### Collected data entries
┏━━

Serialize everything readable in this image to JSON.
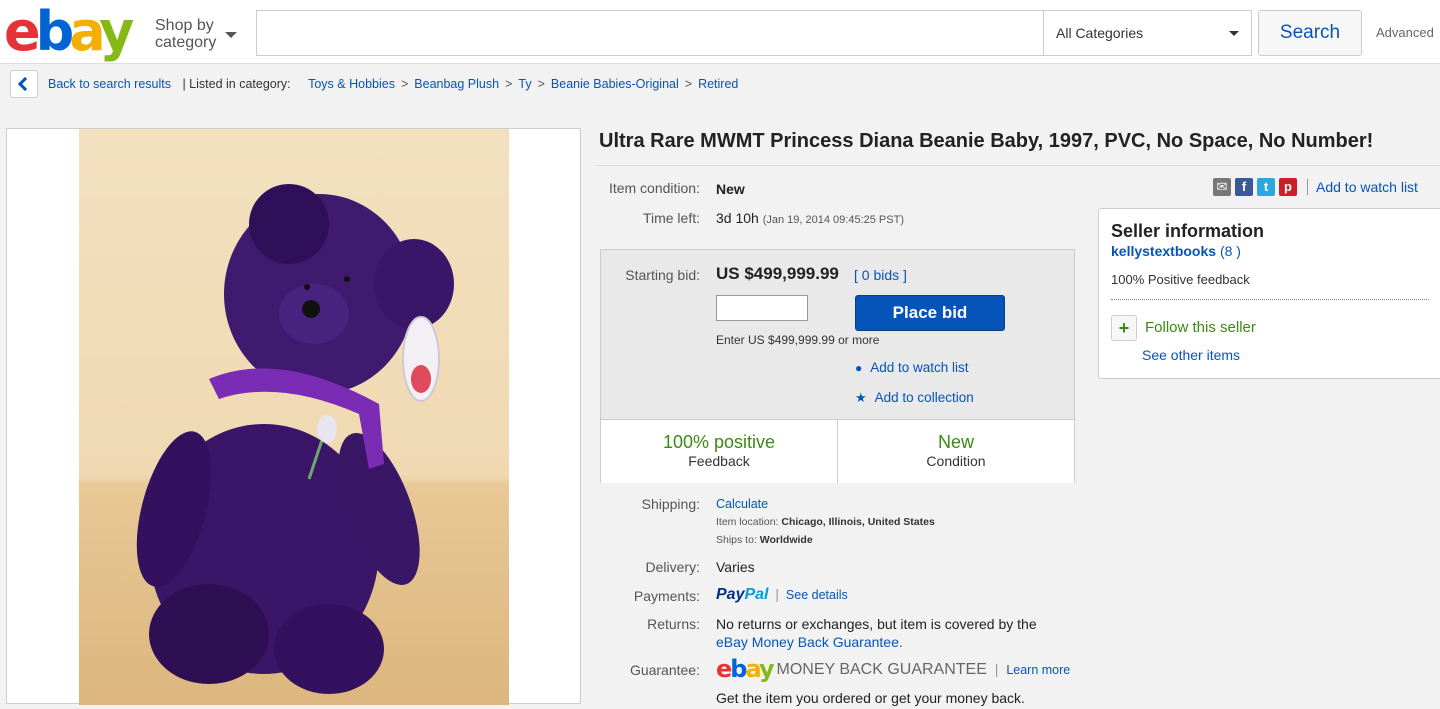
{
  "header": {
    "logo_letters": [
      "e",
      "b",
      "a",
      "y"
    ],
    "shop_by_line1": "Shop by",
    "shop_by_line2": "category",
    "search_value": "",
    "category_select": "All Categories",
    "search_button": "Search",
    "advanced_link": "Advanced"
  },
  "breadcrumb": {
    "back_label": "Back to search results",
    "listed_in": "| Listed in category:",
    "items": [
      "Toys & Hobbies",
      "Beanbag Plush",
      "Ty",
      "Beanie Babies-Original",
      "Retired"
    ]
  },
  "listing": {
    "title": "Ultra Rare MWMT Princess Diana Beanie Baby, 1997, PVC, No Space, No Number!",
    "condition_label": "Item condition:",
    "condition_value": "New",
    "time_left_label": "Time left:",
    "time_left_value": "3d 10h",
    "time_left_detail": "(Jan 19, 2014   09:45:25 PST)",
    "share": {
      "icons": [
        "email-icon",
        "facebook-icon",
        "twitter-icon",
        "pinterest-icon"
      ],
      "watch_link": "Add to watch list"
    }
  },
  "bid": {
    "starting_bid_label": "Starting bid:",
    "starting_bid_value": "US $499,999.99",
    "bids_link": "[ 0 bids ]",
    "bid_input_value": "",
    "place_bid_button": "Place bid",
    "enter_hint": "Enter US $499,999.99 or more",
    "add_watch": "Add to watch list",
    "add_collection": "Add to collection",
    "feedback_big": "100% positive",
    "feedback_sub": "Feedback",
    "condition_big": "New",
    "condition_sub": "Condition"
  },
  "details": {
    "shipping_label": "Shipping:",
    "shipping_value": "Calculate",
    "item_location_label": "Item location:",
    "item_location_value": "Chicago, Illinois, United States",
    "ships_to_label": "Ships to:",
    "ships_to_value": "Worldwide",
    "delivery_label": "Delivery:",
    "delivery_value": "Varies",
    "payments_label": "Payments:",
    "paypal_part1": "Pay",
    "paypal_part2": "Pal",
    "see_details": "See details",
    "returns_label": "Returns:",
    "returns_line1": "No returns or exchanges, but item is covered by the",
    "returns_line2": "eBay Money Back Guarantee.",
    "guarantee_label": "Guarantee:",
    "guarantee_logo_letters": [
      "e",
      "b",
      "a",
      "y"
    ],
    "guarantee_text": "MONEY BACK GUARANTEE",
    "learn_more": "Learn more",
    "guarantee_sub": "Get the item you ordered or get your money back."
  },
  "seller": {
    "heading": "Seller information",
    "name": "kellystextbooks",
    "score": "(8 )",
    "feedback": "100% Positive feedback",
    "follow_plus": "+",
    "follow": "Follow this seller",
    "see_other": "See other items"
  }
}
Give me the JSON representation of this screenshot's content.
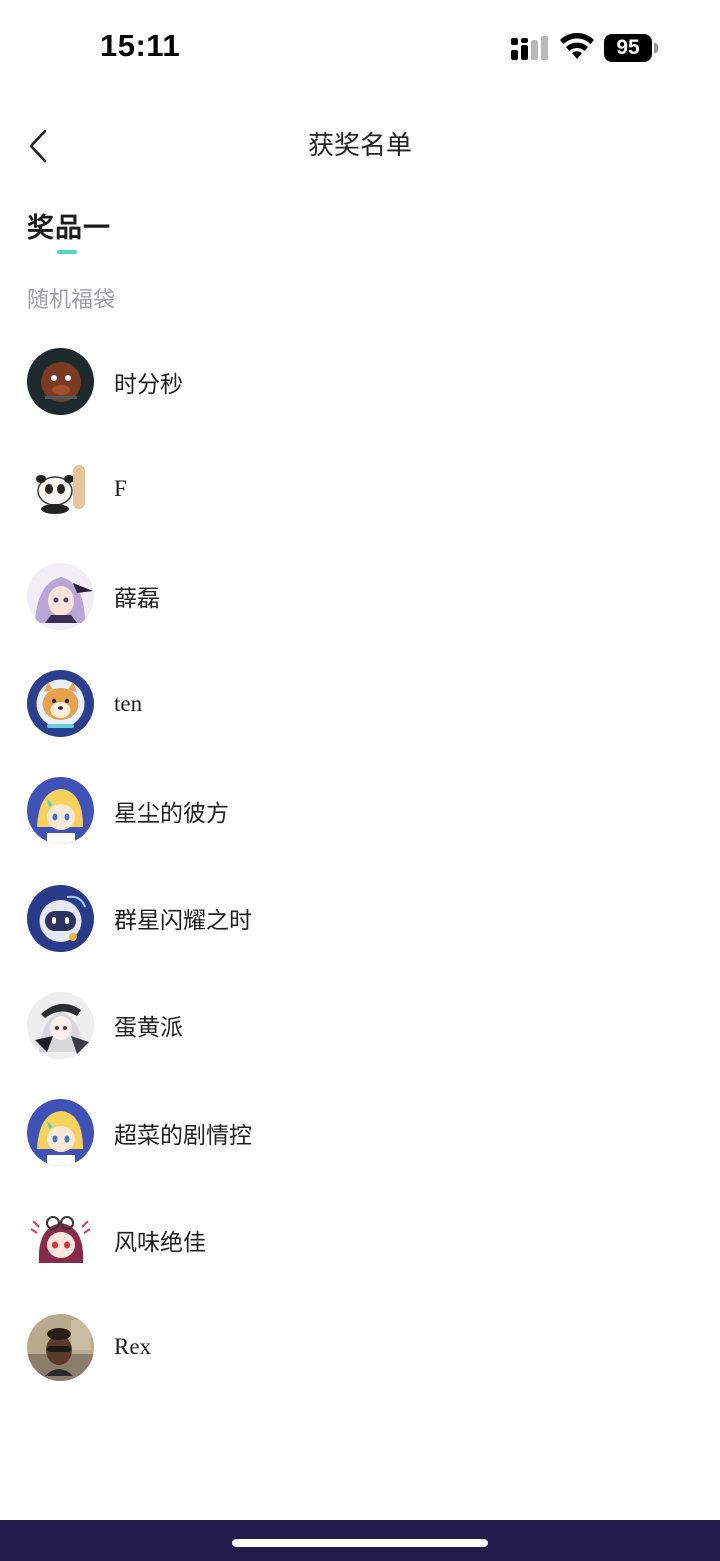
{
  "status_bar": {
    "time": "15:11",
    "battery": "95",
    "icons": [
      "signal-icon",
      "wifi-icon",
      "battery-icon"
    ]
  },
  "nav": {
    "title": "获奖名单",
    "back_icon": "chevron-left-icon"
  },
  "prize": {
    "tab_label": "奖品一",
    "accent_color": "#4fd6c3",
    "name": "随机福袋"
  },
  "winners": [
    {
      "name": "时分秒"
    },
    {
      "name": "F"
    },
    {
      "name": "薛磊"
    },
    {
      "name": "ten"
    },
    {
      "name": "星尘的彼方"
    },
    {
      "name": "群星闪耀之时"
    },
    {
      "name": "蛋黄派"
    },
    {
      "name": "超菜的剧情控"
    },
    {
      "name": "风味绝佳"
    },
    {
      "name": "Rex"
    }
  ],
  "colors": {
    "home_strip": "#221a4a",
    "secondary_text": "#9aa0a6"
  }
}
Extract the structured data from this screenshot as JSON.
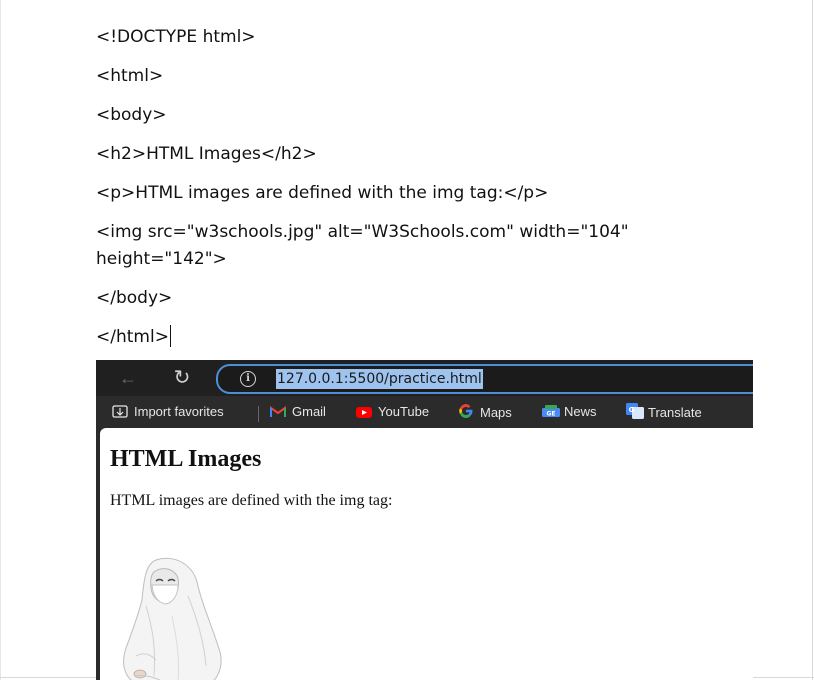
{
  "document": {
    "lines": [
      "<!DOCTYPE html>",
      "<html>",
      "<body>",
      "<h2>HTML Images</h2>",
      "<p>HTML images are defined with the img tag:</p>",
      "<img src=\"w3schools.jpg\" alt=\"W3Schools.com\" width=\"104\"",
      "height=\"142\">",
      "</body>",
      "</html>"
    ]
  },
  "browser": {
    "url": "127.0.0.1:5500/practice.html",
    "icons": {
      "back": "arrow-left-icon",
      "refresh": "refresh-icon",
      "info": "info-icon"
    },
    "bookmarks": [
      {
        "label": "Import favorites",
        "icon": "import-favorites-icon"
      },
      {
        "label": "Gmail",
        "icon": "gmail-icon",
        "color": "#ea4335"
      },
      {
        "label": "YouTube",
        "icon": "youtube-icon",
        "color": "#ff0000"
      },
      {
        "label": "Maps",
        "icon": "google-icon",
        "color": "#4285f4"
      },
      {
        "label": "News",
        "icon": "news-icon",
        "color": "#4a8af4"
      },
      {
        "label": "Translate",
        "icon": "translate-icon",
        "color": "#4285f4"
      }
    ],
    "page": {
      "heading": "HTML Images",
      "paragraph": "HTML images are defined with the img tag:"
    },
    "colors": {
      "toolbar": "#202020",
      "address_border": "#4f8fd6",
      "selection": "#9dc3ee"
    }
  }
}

┗━━

### What you have to do
Look for the word "heading" and return every line where it occurs.

### Answer to this exercise
    "heading": "Seller information",
      "heading": "HTML Images",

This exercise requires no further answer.